Records from a collection of figures
* * *

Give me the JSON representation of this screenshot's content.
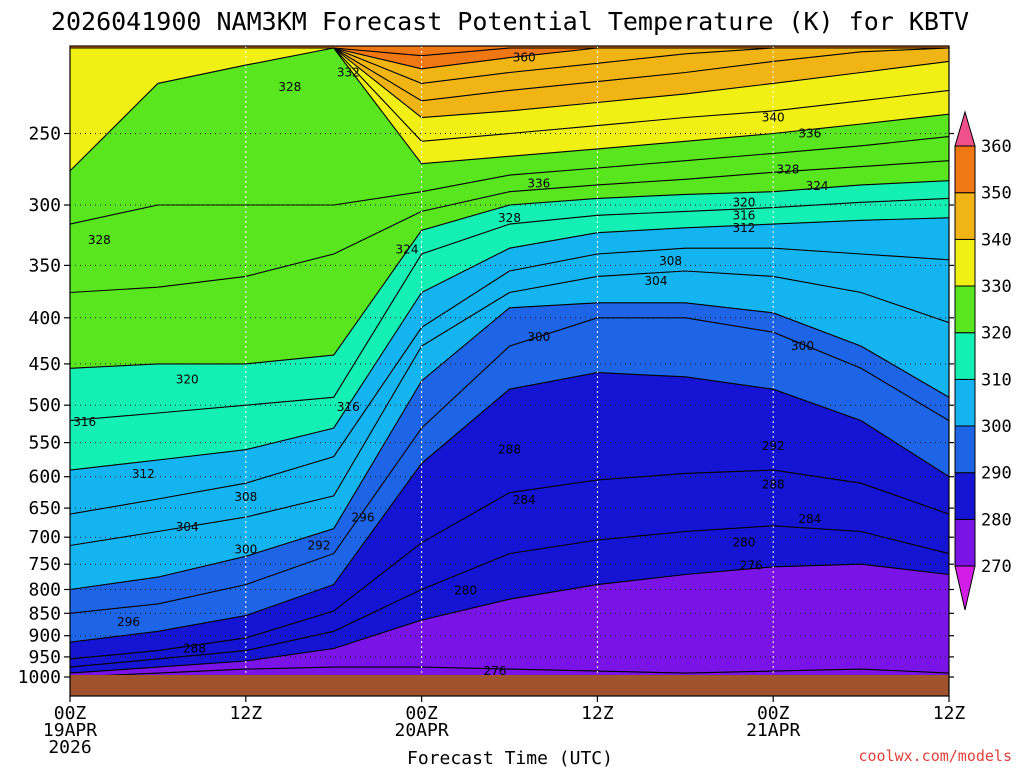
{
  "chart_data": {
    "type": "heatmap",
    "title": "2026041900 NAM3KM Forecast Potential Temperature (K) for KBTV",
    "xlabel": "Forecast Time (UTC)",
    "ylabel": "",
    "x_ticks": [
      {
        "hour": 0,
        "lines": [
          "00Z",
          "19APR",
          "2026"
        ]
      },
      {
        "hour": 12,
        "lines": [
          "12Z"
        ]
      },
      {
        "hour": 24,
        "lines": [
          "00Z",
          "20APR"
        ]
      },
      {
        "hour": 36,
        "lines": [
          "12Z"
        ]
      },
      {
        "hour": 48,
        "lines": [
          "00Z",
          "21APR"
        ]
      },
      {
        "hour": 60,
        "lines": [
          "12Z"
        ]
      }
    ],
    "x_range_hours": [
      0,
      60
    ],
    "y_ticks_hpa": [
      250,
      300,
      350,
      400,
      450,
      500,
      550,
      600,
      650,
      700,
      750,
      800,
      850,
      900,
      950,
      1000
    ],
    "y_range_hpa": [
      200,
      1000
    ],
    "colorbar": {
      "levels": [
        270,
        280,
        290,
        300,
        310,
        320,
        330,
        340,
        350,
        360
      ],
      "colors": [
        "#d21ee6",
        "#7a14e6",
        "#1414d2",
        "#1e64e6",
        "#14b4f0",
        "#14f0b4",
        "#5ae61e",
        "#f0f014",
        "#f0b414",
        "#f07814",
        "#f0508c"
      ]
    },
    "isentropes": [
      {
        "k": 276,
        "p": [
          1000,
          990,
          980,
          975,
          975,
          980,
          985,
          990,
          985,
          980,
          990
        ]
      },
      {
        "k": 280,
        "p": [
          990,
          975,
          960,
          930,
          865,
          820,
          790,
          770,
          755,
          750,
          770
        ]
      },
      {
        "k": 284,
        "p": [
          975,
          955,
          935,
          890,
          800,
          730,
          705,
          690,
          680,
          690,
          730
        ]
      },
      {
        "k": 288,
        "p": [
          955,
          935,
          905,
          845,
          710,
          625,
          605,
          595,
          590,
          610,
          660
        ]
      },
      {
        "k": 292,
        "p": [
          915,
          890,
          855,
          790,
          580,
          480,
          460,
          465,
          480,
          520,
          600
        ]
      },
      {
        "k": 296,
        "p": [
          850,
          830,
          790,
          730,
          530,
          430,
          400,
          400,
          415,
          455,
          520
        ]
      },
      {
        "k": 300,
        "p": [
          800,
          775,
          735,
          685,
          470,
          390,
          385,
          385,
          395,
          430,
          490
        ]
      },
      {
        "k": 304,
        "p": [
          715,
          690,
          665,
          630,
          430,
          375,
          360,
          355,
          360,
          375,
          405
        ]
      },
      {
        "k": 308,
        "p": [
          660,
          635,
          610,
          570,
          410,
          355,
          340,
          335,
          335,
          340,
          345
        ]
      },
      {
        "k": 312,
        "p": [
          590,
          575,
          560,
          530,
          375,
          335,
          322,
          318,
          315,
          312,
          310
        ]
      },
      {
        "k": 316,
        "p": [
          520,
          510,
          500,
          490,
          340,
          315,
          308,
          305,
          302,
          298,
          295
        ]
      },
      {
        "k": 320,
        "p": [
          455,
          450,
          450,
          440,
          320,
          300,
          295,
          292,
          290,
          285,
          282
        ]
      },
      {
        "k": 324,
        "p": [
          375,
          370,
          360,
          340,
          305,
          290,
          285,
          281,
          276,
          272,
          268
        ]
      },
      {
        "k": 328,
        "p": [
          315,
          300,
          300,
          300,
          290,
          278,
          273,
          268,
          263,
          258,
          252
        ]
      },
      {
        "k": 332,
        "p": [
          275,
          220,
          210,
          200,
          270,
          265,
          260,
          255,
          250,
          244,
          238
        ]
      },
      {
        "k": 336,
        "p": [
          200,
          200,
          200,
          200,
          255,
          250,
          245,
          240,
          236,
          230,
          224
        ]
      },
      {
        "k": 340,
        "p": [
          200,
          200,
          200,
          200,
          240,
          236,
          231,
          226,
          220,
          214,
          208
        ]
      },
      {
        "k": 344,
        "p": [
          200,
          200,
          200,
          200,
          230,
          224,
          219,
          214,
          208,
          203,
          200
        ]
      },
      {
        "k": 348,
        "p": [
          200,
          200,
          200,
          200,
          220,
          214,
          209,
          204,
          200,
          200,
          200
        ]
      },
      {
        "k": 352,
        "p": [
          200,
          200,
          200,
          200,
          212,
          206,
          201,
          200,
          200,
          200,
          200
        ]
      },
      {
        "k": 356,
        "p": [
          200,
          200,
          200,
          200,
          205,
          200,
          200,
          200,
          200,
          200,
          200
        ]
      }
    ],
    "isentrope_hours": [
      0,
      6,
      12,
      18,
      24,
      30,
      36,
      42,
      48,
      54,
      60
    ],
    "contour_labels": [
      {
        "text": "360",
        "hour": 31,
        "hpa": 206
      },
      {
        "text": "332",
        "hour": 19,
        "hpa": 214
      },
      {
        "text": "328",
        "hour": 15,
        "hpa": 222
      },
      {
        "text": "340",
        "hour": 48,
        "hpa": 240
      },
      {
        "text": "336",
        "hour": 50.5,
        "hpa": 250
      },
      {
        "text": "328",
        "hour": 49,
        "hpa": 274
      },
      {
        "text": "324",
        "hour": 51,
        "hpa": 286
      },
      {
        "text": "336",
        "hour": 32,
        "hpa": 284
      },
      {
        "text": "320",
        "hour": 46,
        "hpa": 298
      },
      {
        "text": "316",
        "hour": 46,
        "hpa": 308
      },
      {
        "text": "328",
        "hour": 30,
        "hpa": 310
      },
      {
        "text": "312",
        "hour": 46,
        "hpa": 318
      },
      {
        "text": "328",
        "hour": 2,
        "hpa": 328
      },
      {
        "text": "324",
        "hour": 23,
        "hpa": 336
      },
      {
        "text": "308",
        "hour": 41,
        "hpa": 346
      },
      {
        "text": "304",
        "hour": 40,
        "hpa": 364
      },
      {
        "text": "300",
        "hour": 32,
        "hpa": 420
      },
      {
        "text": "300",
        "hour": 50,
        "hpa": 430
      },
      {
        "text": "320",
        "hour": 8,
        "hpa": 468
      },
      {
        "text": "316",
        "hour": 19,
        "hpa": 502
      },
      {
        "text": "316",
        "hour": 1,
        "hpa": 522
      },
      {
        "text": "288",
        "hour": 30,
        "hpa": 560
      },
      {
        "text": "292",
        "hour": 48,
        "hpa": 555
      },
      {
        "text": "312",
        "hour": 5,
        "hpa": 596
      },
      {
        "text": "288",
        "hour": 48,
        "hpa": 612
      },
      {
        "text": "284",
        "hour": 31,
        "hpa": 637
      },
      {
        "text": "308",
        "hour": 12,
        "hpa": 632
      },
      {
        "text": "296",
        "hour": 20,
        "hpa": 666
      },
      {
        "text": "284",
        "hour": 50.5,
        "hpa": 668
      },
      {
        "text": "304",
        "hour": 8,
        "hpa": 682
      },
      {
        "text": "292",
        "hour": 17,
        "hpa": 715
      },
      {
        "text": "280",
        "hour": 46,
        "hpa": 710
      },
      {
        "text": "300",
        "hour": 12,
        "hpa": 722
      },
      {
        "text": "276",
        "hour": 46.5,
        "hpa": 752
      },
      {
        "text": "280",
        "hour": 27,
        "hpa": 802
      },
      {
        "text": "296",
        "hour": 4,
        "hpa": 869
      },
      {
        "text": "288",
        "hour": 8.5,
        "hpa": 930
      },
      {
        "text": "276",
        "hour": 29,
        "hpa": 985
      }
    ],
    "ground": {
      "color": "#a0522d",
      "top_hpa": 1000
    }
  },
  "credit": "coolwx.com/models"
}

* * *

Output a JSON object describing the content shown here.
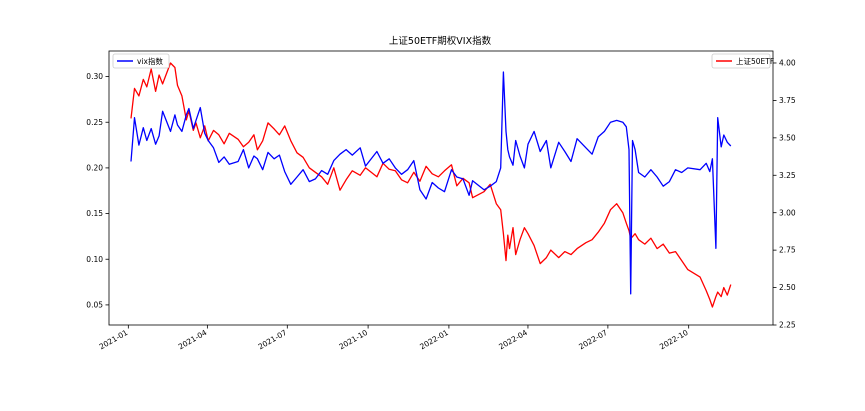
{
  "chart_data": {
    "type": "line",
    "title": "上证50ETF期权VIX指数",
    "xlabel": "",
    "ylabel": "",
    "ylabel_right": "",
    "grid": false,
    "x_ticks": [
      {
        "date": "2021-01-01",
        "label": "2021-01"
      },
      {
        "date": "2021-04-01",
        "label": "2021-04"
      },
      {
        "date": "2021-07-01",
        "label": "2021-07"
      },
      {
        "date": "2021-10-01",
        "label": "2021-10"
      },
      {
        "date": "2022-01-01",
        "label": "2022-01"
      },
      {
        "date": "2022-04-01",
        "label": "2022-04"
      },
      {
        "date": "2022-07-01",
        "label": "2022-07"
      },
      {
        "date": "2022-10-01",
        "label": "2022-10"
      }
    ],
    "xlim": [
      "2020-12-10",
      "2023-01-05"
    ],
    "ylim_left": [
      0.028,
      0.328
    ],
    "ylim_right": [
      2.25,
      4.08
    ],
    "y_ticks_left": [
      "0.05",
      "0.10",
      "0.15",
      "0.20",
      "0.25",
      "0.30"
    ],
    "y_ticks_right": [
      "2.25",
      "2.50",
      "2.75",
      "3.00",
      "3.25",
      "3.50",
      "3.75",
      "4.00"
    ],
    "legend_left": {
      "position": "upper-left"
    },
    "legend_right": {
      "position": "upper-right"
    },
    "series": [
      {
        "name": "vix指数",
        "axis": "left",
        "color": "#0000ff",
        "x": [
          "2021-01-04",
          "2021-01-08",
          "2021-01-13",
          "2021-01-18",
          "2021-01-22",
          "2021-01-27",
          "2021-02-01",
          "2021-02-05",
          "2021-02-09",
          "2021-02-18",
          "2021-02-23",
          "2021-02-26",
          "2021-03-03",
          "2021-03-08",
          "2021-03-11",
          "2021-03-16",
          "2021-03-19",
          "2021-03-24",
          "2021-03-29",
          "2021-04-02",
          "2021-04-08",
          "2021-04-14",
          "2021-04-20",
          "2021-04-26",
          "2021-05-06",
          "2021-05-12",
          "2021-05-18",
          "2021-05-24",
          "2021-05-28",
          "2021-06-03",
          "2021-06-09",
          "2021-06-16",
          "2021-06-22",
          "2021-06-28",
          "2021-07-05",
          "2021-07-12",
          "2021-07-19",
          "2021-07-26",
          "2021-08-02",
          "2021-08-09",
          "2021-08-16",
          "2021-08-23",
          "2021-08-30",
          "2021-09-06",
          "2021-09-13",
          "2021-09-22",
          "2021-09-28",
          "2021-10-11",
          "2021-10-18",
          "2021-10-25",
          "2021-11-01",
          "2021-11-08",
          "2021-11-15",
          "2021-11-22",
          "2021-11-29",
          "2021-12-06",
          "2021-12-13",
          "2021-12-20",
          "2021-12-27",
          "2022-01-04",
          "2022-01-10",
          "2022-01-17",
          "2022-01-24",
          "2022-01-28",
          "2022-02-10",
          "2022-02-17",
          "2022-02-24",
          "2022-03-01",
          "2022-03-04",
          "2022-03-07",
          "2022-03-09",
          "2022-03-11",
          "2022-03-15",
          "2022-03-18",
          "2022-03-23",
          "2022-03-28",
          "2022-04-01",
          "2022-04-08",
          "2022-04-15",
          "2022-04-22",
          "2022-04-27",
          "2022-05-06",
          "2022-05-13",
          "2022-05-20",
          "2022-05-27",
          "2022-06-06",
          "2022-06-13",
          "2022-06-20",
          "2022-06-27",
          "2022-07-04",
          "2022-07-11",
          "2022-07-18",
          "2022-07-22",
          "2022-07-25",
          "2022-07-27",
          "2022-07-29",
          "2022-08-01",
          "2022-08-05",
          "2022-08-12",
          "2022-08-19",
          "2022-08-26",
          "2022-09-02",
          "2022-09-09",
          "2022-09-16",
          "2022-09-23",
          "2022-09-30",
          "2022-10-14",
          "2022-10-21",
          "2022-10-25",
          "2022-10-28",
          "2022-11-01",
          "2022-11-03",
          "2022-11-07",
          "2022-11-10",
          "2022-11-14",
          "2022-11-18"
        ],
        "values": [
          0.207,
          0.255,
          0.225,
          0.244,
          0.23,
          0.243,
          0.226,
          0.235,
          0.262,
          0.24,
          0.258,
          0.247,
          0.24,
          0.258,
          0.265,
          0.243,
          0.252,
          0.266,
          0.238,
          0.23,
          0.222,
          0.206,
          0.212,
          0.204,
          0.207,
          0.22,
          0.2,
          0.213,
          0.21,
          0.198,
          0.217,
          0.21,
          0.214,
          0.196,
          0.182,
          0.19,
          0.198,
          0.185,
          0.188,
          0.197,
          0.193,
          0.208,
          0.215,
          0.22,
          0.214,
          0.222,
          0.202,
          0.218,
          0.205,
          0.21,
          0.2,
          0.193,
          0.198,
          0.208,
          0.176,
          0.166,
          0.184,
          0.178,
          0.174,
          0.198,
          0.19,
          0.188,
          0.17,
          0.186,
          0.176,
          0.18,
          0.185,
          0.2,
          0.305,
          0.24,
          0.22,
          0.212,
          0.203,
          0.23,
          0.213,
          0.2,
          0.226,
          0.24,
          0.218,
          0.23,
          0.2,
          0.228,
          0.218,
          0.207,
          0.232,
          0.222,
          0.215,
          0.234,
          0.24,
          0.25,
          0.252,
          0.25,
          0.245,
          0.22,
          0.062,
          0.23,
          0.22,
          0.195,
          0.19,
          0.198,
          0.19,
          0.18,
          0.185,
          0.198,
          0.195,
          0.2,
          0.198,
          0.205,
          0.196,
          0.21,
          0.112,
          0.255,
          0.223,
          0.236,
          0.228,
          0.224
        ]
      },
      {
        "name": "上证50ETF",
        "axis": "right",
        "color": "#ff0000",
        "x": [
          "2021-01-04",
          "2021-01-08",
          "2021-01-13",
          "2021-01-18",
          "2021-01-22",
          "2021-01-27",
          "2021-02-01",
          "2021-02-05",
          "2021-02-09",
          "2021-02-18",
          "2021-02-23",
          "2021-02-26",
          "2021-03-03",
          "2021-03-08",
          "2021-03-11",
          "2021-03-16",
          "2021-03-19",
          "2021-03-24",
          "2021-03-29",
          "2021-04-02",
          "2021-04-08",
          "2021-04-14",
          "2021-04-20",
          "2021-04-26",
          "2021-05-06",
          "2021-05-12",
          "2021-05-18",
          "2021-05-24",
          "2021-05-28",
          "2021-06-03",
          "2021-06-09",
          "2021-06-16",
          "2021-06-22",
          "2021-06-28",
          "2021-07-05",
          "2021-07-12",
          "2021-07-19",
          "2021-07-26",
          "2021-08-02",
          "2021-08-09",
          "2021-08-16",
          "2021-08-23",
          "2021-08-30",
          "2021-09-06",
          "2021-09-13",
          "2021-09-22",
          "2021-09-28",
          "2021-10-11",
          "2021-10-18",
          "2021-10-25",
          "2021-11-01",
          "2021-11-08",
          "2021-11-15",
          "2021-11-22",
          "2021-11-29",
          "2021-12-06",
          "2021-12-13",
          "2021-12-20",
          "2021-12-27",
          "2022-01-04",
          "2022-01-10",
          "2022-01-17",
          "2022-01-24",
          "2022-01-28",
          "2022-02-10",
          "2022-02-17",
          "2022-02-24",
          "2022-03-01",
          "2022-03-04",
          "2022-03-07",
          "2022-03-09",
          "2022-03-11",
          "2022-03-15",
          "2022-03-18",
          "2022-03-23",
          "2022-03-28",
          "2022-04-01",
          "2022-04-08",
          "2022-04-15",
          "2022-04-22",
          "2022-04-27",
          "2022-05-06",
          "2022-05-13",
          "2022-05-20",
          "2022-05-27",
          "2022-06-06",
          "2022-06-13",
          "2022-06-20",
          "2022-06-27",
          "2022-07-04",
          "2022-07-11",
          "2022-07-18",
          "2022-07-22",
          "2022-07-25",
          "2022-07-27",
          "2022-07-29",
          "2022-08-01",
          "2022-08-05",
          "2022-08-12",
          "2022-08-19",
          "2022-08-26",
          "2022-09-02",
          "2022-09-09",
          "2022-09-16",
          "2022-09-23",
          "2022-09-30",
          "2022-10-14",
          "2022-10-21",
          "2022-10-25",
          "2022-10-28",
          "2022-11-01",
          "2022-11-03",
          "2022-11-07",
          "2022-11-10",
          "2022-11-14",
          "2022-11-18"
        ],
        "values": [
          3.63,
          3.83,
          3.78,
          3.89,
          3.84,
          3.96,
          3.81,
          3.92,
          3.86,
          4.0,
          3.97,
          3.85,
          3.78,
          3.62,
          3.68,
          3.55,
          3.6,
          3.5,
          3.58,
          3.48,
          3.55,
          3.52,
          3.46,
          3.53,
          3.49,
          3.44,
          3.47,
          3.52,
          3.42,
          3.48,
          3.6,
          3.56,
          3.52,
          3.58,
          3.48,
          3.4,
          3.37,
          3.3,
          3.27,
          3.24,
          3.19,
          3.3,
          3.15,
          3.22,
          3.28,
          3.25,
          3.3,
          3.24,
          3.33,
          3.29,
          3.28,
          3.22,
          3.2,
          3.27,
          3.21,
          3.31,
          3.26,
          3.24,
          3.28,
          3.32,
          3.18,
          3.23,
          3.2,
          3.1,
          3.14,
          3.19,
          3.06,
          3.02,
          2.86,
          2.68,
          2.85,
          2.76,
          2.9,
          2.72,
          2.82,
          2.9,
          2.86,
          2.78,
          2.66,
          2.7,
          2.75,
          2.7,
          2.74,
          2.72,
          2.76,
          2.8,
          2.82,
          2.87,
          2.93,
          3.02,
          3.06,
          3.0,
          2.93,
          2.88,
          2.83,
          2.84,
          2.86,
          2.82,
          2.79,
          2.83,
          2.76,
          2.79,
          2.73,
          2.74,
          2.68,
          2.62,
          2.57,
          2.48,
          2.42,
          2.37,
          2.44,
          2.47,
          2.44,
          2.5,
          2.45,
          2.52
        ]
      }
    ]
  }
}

* * *

## INSTRUCTIONS TO FOLLOW
Report how many lines include the word "JSON". Give nothing but the number.

## COMPLETE ANSWER
2